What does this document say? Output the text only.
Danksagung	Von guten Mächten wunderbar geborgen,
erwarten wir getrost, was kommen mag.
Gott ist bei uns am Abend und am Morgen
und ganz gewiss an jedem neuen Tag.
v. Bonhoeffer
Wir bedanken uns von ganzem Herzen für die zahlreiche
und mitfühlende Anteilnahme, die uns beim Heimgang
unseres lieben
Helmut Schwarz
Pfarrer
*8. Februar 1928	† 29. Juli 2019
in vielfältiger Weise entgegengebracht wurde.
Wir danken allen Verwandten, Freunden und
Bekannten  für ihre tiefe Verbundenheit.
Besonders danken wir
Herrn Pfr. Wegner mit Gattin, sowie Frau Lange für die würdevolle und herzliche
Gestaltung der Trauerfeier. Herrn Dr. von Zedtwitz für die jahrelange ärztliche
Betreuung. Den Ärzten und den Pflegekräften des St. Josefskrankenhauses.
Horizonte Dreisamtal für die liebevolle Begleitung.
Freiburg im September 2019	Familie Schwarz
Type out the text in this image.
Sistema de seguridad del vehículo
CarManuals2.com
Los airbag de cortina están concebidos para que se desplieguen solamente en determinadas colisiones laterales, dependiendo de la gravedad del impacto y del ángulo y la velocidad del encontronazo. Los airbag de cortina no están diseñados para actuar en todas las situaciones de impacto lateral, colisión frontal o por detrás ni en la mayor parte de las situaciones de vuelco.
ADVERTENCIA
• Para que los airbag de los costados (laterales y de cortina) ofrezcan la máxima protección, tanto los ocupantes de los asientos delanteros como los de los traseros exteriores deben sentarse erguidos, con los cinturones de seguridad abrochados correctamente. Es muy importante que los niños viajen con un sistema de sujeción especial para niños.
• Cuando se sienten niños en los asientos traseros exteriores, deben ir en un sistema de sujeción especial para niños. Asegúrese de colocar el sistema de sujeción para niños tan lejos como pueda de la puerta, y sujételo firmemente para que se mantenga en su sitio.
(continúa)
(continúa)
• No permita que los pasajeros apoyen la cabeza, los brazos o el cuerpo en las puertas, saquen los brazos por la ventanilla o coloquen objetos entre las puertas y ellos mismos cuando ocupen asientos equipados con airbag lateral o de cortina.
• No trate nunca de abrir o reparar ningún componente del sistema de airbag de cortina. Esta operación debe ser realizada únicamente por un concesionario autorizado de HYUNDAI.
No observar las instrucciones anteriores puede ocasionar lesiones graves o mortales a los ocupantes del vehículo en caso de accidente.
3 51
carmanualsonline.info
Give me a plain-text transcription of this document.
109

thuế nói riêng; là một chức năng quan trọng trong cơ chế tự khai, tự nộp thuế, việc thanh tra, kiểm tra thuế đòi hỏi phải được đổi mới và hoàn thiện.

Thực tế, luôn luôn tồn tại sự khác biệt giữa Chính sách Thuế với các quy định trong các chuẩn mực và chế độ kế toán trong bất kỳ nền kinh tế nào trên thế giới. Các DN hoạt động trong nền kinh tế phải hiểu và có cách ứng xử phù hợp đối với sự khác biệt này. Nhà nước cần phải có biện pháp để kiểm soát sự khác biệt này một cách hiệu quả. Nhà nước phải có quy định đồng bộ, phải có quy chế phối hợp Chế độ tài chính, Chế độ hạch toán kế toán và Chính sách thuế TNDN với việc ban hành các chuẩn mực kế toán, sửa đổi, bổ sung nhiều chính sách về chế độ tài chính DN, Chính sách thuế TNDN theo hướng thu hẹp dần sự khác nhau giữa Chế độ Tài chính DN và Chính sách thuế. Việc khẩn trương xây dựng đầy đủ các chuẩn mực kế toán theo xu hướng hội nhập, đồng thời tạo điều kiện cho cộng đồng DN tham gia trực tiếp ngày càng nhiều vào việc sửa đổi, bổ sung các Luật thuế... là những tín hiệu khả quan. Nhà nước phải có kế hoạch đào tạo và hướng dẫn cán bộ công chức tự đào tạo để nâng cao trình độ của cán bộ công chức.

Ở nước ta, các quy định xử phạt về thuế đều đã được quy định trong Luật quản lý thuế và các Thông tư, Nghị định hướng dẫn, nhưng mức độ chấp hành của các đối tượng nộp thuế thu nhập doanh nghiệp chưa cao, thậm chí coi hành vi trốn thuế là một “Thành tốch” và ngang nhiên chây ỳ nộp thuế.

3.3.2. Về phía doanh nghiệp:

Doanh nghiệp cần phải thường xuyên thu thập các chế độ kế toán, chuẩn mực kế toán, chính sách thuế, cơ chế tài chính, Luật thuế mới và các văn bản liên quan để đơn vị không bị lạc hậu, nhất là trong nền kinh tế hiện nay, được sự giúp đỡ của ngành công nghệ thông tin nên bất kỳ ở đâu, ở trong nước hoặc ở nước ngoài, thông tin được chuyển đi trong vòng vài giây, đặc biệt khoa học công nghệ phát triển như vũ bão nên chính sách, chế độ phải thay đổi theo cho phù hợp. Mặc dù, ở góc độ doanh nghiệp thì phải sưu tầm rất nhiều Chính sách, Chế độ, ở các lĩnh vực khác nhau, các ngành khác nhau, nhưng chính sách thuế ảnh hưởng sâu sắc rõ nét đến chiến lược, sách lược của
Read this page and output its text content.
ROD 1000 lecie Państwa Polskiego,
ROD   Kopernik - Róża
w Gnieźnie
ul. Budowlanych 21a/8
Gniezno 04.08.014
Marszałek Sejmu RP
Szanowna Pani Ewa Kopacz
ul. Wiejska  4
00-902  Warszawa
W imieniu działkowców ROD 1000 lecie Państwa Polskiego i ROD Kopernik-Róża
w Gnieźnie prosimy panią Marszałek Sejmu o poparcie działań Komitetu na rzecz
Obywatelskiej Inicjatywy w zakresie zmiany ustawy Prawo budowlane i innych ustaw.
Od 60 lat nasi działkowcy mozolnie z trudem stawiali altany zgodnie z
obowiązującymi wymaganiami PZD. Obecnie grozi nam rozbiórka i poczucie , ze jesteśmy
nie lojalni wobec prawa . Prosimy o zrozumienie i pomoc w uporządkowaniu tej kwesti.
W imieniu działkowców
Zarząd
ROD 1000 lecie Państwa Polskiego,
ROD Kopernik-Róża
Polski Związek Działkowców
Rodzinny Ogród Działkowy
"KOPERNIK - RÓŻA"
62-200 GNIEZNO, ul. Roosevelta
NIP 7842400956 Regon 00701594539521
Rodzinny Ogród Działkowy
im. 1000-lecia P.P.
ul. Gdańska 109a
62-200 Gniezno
=-=-=-=-=
Reproduce the records above exactly.

* **Solution**:
What does this document say? Output the text only.
Danksagung	Von guten Mächten wunderbar geborgen,
erwarten wir getrost, was kommen mag.
Gott ist bei uns am Abend und am Morgen
und ganz gewiss an jedem neuen Tag.
v. Bonhoeffer
Wir bedanken uns von ganzem Herzen für die zahlreiche
und mitfühlende Anteilnahme, die uns beim Heimgang
unseres lieben
Helmut Schwarz
Pfarrer
*8. Februar 1928	† 29. Juli 2019
in vielfältiger Weise entgegengebracht wurde.
Wir danken allen Verwandten, Freunden und
Bekannten  für ihre tiefe Verbundenheit.
Besonders danken wir
Herrn Pfr. Wegner mit Gattin, sowie Frau Lange für die würdevolle und herzliche
Gestaltung der Trauerfeier. Herrn Dr. von Zedtwitz für die jahrelange ärztliche
Betreuung. Den Ärzten und den Pflegekräften des St. Josefskrankenhauses.
Horizonte Dreisamtal für die liebevolle Begleitung.
Freiburg im September 2019	Familie Schwarz
Type out the text in this image.
Sistema de seguridad del vehículo
CarManuals2.com
Los airbag de cortina están concebidos para que se desplieguen solamente en determinadas colisiones laterales, dependiendo de la gravedad del impacto y del ángulo y la velocidad del encontronazo. Los airbag de cortina no están diseñados para actuar en todas las situaciones de impacto lateral, colisión frontal o por detrás ni en la mayor parte de las situaciones de vuelco.
ADVERTENCIA
• Para que los airbag de los costados (laterales y de cortina) ofrezcan la máxima protección, tanto los ocupantes de los asientos delanteros como los de los traseros exteriores deben sentarse erguidos, con los cinturones de seguridad abrochados correctamente. Es muy importante que los niños viajen con un sistema de sujeción especial para niños.
• Cuando se sienten niños en los asientos traseros exteriores, deben ir en un sistema de sujeción especial para niños. Asegúrese de colocar el sistema de sujeción para niños tan lejos como pueda de la puerta, y sujételo firmemente para que se mantenga en su sitio.
(continúa)
(continúa)
• No permita que los pasajeros apoyen la cabeza, los brazos o el cuerpo en las puertas, saquen los brazos por la ventanilla o coloquen objetos entre las puertas y ellos mismos cuando ocupen asientos equipados con airbag lateral o de cortina.
• No trate nunca de abrir o reparar ningún componente del sistema de airbag de cortina. Esta operación debe ser realizada únicamente por un concesionario autorizado de HYUNDAI.
No observar las instrucciones anteriores puede ocasionar lesiones graves o mortales a los ocupantes del vehículo en caso de accidente.
3 51
carmanualsonline.info
Give me a plain-text transcription of this document.
109

thuế nói riêng; là một chức năng quan trọng trong cơ chế tự khai, tự nộp thuế, việc thanh tra, kiểm tra thuế đòi hỏi phải được đổi mới và hoàn thiện.

Thực tế, luôn luôn tồn tại sự khác biệt giữa Chính sách Thuế với các quy định trong các chuẩn mực và chế độ kế toán trong bất kỳ nền kinh tế nào trên thế giới. Các DN hoạt động trong nền kinh tế phải hiểu và có cách ứng xử phù hợp đối với sự khác biệt này. Nhà nước cần phải có biện pháp để kiểm soát sự khác biệt này một cách hiệu quả. Nhà nước phải có quy định đồng bộ, phải có quy chế phối hợp Chế độ tài chính, Chế độ hạch toán kế toán và Chính sách thuế TNDN với việc ban hành các chuẩn mực kế toán, sửa đổi, bổ sung nhiều chính sách về chế độ tài chính DN, Chính sách thuế TNDN theo hướng thu hẹp dần sự khác nhau giữa Chế độ Tài chính DN và Chính sách thuế. Việc khẩn trương xây dựng đầy đủ các chuẩn mực kế toán theo xu hướng hội nhập, đồng thời tạo điều kiện cho cộng đồng DN tham gia trực tiếp ngày càng nhiều vào việc sửa đổi, bổ sung các Luật thuế... là những tín hiệu khả quan. Nhà nước phải có kế hoạch đào tạo và hướng dẫn cán bộ công chức tự đào tạo để nâng cao trình độ của cán bộ công chức.

Ở nước ta, các quy định xử phạt về thuế đều đã được quy định trong Luật quản lý thuế và các Thông tư, Nghị định hướng dẫn, nhưng mức độ chấp hành của các đối tượng nộp thuế thu nhập doanh nghiệp chưa cao, thậm chí coi hành vi trốn thuế là một “Thành tốch” và ngang nhiên chây ỳ nộp thuế.

3.3.2. Về phía doanh nghiệp:

Doanh nghiệp cần phải thường xuyên thu thập các chế độ kế toán, chuẩn mực kế toán, chính sách thuế, cơ chế tài chính, Luật thuế mới và các văn bản liên quan để đơn vị không bị lạc hậu, nhất là trong nền kinh tế hiện nay, được sự giúp đỡ của ngành công nghệ thông tin nên bất kỳ ở đâu, ở trong nước hoặc ở nước ngoài, thông tin được chuyển đi trong vòng vài giây, đặc biệt khoa học công nghệ phát triển như vũ bão nên chính sách, chế độ phải thay đổi theo cho phù hợp. Mặc dù, ở góc độ doanh nghiệp thì phải sưu tầm rất nhiều Chính sách, Chế độ, ở các lĩnh vực khác nhau, các ngành khác nhau, nhưng chính sách thuế ảnh hưởng sâu sắc rõ nét đến chiến lược, sách lược của
Read this page and output its text content.
ROD 1000 lecie Państwa Polskiego,
ROD   Kopernik - Róża
w Gnieźnie
ul. Budowlanych 21a/8
Gniezno 04.08.014
Marszałek Sejmu RP
Szanowna Pani Ewa Kopacz
ul. Wiejska  4
00-902  Warszawa
W imieniu działkowców ROD 1000 lecie Państwa Polskiego i ROD Kopernik-Róża
w Gnieźnie prosimy panią Marszałek Sejmu o poparcie działań Komitetu na rzecz
Obywatelskiej Inicjatywy w zakresie zmiany ustawy Prawo budowlane i innych ustaw.
Od 60 lat nasi działkowcy mozolnie z trudem stawiali altany zgodnie z
obowiązującymi wymaganiami PZD. Obecnie grozi nam rozbiórka i poczucie , ze jesteśmy
nie lojalni wobec prawa . Prosimy o zrozumienie i pomoc w uporządkowaniu tej kwesti.
W imieniu działkowców
Zarząd
ROD 1000 lecie Państwa Polskiego,
ROD Kopernik-Róża
Polski Związek Działkowców
Rodzinny Ogród Działkowy
"KOPERNIK - RÓŻA"
62-200 GNIEZNO, ul. Roosevelta
NIP 7842400956 Regon 00701594539521
Rodzinny Ogród Działkowy
im. 1000-lecia P.P.
ul. Gdańska 109a
62-200 Gniezno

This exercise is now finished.